▶ YOUR OBJECTIVE
Write out the data again in full, exactly as it reads.

[Dataset items]
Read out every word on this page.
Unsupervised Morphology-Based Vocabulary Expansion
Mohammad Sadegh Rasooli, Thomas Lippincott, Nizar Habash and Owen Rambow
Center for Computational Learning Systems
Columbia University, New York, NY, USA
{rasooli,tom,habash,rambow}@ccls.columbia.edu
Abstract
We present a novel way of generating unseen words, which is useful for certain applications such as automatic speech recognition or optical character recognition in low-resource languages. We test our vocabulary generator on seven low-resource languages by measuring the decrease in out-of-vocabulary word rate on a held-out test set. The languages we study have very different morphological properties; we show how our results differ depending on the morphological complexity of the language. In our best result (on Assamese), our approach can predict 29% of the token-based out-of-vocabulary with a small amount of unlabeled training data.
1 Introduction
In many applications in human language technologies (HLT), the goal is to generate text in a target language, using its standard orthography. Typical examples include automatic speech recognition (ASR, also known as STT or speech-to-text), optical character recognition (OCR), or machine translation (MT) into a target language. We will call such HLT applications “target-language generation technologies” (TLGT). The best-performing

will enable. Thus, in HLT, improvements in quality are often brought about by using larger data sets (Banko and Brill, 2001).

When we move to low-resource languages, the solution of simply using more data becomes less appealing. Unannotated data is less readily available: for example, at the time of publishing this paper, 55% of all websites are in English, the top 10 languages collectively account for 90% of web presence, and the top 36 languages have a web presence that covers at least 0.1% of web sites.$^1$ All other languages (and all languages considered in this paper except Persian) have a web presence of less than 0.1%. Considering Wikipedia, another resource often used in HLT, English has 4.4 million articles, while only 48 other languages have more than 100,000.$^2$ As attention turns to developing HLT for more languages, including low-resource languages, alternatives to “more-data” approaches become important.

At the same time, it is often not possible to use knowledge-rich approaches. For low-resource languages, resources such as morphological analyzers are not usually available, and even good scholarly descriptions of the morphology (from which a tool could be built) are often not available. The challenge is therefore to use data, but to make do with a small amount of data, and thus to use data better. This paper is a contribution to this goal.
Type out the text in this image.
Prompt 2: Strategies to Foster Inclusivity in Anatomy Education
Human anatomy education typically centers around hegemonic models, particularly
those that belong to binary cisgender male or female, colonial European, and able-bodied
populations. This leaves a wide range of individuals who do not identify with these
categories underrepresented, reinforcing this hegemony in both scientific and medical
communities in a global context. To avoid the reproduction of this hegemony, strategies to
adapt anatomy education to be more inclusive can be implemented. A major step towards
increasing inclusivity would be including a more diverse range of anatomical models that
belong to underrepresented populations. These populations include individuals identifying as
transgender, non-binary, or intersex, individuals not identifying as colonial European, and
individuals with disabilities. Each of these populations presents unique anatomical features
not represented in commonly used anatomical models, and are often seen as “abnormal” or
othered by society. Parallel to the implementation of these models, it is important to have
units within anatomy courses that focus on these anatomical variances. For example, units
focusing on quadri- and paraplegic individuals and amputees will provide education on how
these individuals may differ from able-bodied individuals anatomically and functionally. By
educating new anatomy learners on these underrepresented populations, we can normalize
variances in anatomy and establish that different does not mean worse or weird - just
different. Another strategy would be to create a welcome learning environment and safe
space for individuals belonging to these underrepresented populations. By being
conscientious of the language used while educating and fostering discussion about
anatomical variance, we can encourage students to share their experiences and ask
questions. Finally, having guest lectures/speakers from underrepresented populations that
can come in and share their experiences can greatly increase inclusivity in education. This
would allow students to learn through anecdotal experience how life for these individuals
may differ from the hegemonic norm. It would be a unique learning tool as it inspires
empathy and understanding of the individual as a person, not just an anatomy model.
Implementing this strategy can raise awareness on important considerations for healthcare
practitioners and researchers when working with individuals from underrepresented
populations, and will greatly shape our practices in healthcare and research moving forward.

▶ FINISHED EXERCISE
Read out every word on this page.
Unsupervised Morphology-Based Vocabulary Expansion
Mohammad Sadegh Rasooli, Thomas Lippincott, Nizar Habash and Owen Rambow
Center for Computational Learning Systems
Columbia University, New York, NY, USA
{rasooli,tom,habash,rambow}@ccls.columbia.edu
Abstract
We present a novel way of generating unseen words, which is useful for certain applications such as automatic speech recognition or optical character recognition in low-resource languages. We test our vocabulary generator on seven low-resource languages by measuring the decrease in out-of-vocabulary word rate on a held-out test set. The languages we study have very different morphological properties; we show how our results differ depending on the morphological complexity of the language. In our best result (on Assamese), our approach can predict 29% of the token-based out-of-vocabulary with a small amount of unlabeled training data.
1 Introduction
In many applications in human language technologies (HLT), the goal is to generate text in a target language, using its standard orthography. Typical examples include automatic speech recognition (ASR, also known as STT or speech-to-text), optical character recognition (OCR), or machine translation (MT) into a target language. We will call such HLT applications “target-language generation technologies” (TLGT). The best-performing

will enable. Thus, in HLT, improvements in quality are often brought about by using larger data sets (Banko and Brill, 2001).

When we move to low-resource languages, the solution of simply using more data becomes less appealing. Unannotated data is less readily available: for example, at the time of publishing this paper, 55% of all websites are in English, the top 10 languages collectively account for 90% of web presence, and the top 36 languages have a web presence that covers at least 0.1% of web sites.$^1$ All other languages (and all languages considered in this paper except Persian) have a web presence of less than 0.1%. Considering Wikipedia, another resource often used in HLT, English has 4.4 million articles, while only 48 other languages have more than 100,000.$^2$ As attention turns to developing HLT for more languages, including low-resource languages, alternatives to “more-data” approaches become important.

At the same time, it is often not possible to use knowledge-rich approaches. For low-resource languages, resources such as morphological analyzers are not usually available, and even good scholarly descriptions of the morphology (from which a tool could be built) are often not available. The challenge is therefore to use data, but to make do with a small amount of data, and thus to use data better. This paper is a contribution to this goal.
Type out the text in this image.
Prompt 2: Strategies to Foster Inclusivity in Anatomy Education
Human anatomy education typically centers around hegemonic models, particularly
those that belong to binary cisgender male or female, colonial European, and able-bodied
populations. This leaves a wide range of individuals who do not identify with these
categories underrepresented, reinforcing this hegemony in both scientific and medical
communities in a global context. To avoid the reproduction of this hegemony, strategies to
adapt anatomy education to be more inclusive can be implemented. A major step towards
increasing inclusivity would be including a more diverse range of anatomical models that
belong to underrepresented populations. These populations include individuals identifying as
transgender, non-binary, or intersex, individuals not identifying as colonial European, and
individuals with disabilities. Each of these populations presents unique anatomical features
not represented in commonly used anatomical models, and are often seen as “abnormal” or
othered by society. Parallel to the implementation of these models, it is important to have
units within anatomy courses that focus on these anatomical variances. For example, units
focusing on quadri- and paraplegic individuals and amputees will provide education on how
these individuals may differ from able-bodied individuals anatomically and functionally. By
educating new anatomy learners on these underrepresented populations, we can normalize
variances in anatomy and establish that different does not mean worse or weird - just
different. Another strategy would be to create a welcome learning environment and safe
space for individuals belonging to these underrepresented populations. By being
conscientious of the language used while educating and fostering discussion about
anatomical variance, we can encourage students to share their experiences and ask
questions. Finally, having guest lectures/speakers from underrepresented populations that
can come in and share their experiences can greatly increase inclusivity in education. This
would allow students to learn through anecdotal experience how life for these individuals
may differ from the hegemonic norm. It would be a unique learning tool as it inspires
empathy and understanding of the individual as a person, not just an anatomy model.
Implementing this strategy can raise awareness on important considerations for healthcare
practitioners and researchers when working with individuals from underrepresented
populations, and will greatly shape our practices in healthcare and research moving forward.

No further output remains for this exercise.